[Chart and figure data]
»»
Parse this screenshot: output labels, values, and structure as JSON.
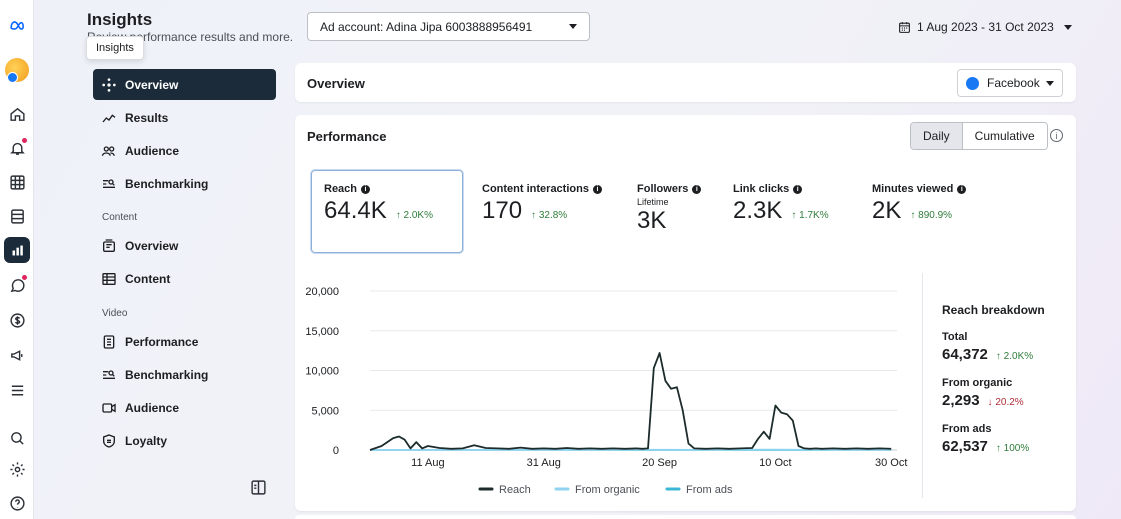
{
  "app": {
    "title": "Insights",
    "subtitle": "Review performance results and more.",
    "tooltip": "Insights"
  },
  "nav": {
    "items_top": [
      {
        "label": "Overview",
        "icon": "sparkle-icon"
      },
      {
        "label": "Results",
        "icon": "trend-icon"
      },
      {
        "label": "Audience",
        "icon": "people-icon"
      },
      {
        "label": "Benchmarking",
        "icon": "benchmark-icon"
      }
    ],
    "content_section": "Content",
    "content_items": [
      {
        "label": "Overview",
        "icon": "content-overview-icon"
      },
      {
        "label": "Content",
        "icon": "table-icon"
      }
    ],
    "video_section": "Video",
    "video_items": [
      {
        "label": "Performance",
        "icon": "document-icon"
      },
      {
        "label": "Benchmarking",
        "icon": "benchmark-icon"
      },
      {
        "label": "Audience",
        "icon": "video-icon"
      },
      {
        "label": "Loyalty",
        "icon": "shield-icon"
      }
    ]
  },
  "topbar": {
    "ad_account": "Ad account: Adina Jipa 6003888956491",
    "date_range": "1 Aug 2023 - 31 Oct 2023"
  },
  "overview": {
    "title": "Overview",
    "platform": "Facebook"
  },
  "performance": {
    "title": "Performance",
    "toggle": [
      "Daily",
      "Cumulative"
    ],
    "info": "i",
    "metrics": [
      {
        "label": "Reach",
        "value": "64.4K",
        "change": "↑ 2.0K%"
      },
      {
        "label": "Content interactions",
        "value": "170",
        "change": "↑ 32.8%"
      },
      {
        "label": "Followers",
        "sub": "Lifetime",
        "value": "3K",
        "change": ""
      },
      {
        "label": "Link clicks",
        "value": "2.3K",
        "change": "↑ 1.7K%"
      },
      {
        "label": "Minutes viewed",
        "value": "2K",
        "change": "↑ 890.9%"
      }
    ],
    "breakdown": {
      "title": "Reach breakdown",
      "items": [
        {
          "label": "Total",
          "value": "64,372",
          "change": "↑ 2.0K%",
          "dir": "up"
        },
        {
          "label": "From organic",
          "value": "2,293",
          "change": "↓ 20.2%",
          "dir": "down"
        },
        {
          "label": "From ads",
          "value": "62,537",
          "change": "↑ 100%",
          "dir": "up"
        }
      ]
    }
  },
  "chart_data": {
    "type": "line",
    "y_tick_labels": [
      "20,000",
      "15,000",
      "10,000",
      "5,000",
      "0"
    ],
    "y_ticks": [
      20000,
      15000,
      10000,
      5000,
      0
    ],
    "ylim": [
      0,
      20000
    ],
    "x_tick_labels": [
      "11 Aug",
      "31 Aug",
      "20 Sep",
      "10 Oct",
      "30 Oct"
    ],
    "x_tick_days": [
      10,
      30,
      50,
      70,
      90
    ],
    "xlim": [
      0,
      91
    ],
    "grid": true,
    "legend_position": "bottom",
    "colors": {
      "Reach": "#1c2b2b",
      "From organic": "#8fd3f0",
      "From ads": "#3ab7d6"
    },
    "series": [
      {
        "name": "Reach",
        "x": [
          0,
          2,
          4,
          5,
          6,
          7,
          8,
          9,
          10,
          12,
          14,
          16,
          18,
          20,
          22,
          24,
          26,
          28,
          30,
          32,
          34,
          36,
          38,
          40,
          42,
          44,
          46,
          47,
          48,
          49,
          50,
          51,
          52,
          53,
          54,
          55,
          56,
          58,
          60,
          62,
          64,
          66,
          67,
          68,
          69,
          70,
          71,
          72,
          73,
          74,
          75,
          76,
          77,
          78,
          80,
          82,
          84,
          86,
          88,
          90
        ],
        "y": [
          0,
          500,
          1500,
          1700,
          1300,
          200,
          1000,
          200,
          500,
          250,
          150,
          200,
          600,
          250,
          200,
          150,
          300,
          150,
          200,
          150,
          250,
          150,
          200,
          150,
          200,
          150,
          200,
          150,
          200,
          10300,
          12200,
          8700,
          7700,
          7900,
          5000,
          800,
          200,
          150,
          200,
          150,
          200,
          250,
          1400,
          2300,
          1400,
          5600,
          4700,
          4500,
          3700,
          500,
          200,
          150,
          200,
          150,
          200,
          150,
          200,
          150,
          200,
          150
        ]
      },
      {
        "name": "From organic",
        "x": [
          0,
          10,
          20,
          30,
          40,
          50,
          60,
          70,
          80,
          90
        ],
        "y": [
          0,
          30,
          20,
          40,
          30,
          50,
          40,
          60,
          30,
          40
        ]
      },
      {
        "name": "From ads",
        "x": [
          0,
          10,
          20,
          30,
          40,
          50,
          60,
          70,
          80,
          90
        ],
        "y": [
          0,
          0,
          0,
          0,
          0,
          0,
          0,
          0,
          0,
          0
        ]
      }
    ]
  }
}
««
Exercise instructions:
Without the pictures, copy the material exactly as given.

Solution to this problem:
Parse this screenshot: output labels, values, and structure as JSON.
{
  "app": {
    "title": "Insights",
    "subtitle": "Review performance results and more.",
    "tooltip": "Insights"
  },
  "nav": {
    "items_top": [
      {
        "label": "Overview",
        "icon": "sparkle-icon"
      },
      {
        "label": "Results",
        "icon": "trend-icon"
      },
      {
        "label": "Audience",
        "icon": "people-icon"
      },
      {
        "label": "Benchmarking",
        "icon": "benchmark-icon"
      }
    ],
    "content_section": "Content",
    "content_items": [
      {
        "label": "Overview",
        "icon": "content-overview-icon"
      },
      {
        "label": "Content",
        "icon": "table-icon"
      }
    ],
    "video_section": "Video",
    "video_items": [
      {
        "label": "Performance",
        "icon": "document-icon"
      },
      {
        "label": "Benchmarking",
        "icon": "benchmark-icon"
      },
      {
        "label": "Audience",
        "icon": "video-icon"
      },
      {
        "label": "Loyalty",
        "icon": "shield-icon"
      }
    ]
  },
  "topbar": {
    "ad_account": "Ad account: Adina Jipa 6003888956491",
    "date_range": "1 Aug 2023 - 31 Oct 2023"
  },
  "overview": {
    "title": "Overview",
    "platform": "Facebook"
  },
  "performance": {
    "title": "Performance",
    "toggle": [
      "Daily",
      "Cumulative"
    ],
    "info": "i",
    "metrics": [
      {
        "label": "Reach",
        "value": "64.4K",
        "change": "↑ 2.0K%"
      },
      {
        "label": "Content interactions",
        "value": "170",
        "change": "↑ 32.8%"
      },
      {
        "label": "Followers",
        "sub": "Lifetime",
        "value": "3K",
        "change": ""
      },
      {
        "label": "Link clicks",
        "value": "2.3K",
        "change": "↑ 1.7K%"
      },
      {
        "label": "Minutes viewed",
        "value": "2K",
        "change": "↑ 890.9%"
      }
    ],
    "breakdown": {
      "title": "Reach breakdown",
      "items": [
        {
          "label": "Total",
          "value": "64,372",
          "change": "↑ 2.0K%",
          "dir": "up"
        },
        {
          "label": "From organic",
          "value": "2,293",
          "change": "↓ 20.2%",
          "dir": "down"
        },
        {
          "label": "From ads",
          "value": "62,537",
          "change": "↑ 100%",
          "dir": "up"
        }
      ]
    }
  },
  "chart_data": {
    "type": "line",
    "y_tick_labels": [
      "20,000",
      "15,000",
      "10,000",
      "5,000",
      "0"
    ],
    "y_ticks": [
      20000,
      15000,
      10000,
      5000,
      0
    ],
    "ylim": [
      0,
      20000
    ],
    "x_tick_labels": [
      "11 Aug",
      "31 Aug",
      "20 Sep",
      "10 Oct",
      "30 Oct"
    ],
    "x_tick_days": [
      10,
      30,
      50,
      70,
      90
    ],
    "xlim": [
      0,
      91
    ],
    "grid": true,
    "legend_position": "bottom",
    "colors": {
      "Reach": "#1c2b2b",
      "From organic": "#8fd3f0",
      "From ads": "#3ab7d6"
    },
    "series": [
      {
        "name": "Reach",
        "x": [
          0,
          2,
          4,
          5,
          6,
          7,
          8,
          9,
          10,
          12,
          14,
          16,
          18,
          20,
          22,
          24,
          26,
          28,
          30,
          32,
          34,
          36,
          38,
          40,
          42,
          44,
          46,
          47,
          48,
          49,
          50,
          51,
          52,
          53,
          54,
          55,
          56,
          58,
          60,
          62,
          64,
          66,
          67,
          68,
          69,
          70,
          71,
          72,
          73,
          74,
          75,
          76,
          77,
          78,
          80,
          82,
          84,
          86,
          88,
          90
        ],
        "y": [
          0,
          500,
          1500,
          1700,
          1300,
          200,
          1000,
          200,
          500,
          250,
          150,
          200,
          600,
          250,
          200,
          150,
          300,
          150,
          200,
          150,
          250,
          150,
          200,
          150,
          200,
          150,
          200,
          150,
          200,
          10300,
          12200,
          8700,
          7700,
          7900,
          5000,
          800,
          200,
          150,
          200,
          150,
          200,
          250,
          1400,
          2300,
          1400,
          5600,
          4700,
          4500,
          3700,
          500,
          200,
          150,
          200,
          150,
          200,
          150,
          200,
          150,
          200,
          150
        ]
      },
      {
        "name": "From organic",
        "x": [
          0,
          10,
          20,
          30,
          40,
          50,
          60,
          70,
          80,
          90
        ],
        "y": [
          0,
          30,
          20,
          40,
          30,
          50,
          40,
          60,
          30,
          40
        ]
      },
      {
        "name": "From ads",
        "x": [
          0,
          10,
          20,
          30,
          40,
          50,
          60,
          70,
          80,
          90
        ],
        "y": [
          0,
          0,
          0,
          0,
          0,
          0,
          0,
          0,
          0,
          0
        ]
      }
    ]
  }
}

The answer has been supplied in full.